== Selected extract ==

The "Jeopardy!" Effect

Jeopardy! premiered March 30, 1964, on NBC and has run, on and off, ever since, with the current edition now in its 40th season. In New York City, the original show, hosted by Art Fleming (Don Pardo was the announcer), aired at 11:30 in the morning. My mother watched it and all the other morning game shows on a small TV in the kitchen as she did her housework. One day, probably in 1968, I was watching it with her and my uncle. I don't remember the category or clue, but the answer (always in the form of a question) was, "What is 'Penny Lane'?" My mother and uncle didn't know it, but I was a Beatles fan and I did, and it prompted my uncle to say, "He should do as well with his schoolwork as he does with Jeopardy!"

 

Flash forward to December 2003. I'm a professional writer enjoying success with my first published book, Nowhere Man: The Final Days of John Lennon. It's on best-seller lists. Excerpts are running in magazines. Foreign-language editions are appearing. It's getting reviewed. But my parents, retired and living in Florida, have not grasped how dramatically my life has changed.

===
== Data extract ==

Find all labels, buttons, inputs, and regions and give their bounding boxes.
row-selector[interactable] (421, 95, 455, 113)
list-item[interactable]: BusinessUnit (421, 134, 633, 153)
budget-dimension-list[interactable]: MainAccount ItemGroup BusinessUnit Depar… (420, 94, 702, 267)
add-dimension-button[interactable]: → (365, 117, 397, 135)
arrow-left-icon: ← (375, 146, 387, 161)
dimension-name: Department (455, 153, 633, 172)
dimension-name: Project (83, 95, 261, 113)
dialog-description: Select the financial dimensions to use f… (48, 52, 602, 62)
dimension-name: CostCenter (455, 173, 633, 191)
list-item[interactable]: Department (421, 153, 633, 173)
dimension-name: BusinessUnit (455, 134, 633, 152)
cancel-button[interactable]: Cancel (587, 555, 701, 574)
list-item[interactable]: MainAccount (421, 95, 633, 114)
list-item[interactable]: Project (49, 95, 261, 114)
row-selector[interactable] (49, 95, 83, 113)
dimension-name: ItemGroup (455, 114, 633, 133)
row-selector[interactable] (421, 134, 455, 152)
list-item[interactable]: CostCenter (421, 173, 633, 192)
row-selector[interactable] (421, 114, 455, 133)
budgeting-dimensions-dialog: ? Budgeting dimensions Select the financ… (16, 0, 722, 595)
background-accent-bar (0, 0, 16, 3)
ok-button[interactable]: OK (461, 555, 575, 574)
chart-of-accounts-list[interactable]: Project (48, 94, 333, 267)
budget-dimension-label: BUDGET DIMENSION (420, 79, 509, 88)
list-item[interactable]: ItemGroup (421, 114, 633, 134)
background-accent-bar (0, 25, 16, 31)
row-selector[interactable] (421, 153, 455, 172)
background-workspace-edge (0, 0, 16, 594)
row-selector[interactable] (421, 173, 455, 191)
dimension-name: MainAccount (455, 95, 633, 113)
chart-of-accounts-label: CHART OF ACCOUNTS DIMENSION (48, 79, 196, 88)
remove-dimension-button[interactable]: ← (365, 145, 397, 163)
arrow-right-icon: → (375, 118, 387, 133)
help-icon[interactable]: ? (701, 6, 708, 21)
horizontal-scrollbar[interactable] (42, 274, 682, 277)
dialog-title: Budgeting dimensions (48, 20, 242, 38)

===

- _Task description_: Can you continue the "Jeopardy!" Effect piece, starting right after its final sentence about the parents in Florida?

- _Exercise response_:
 

One night my father calls. "Did you see Jeopardy!?" he asks.

 

"No," I say, aware that he and my mother are big fans of the show. "Why?"

 

"You were a question!"

 

"What?"

 

All he remembers is that my name and Nowhere Man were mentioned. And this to him is proof at last that his son is "a famous writer." 

 

I obtain a videocassette of the show, from December 26. And sure enough, there I am in Double Jeopardy!, "Rock & Roll Bookstore" for $400: "'Nowhere Man' is Robert Rosen's take on 'the final days' of this Beatle."

 

Flash forward again, 20 years, to October 18, 2023. I'm scrolling through Facebook when my messages and notifications suddenly light up: I'm hearing that Bob Rosen was a clue on Jeopardy tonight!... You've hit the big time, my boy!... You were just on Jeopardy!!... Bob, did you know that you're a Jeopardy question??? I'm watching tonight's episode right now!

 

It's the same category, same question, and same $400 from 2003. Except this time half the world is watching, and at least three people managed to take a picture of the clue.

 

I later find out that Jeopardy! has been rerunning questions since the writers' strike. And they reran my question in the age of smartphones and social media.

 

From "Penny Lane" to Nowhere Man, Jeopardy! loves the Beatles.

 

My Jeopardy! moment 2023.

 ________

All my books are available on Amazon, all other online bookstores, and at your local brick-and-mortar bookstore.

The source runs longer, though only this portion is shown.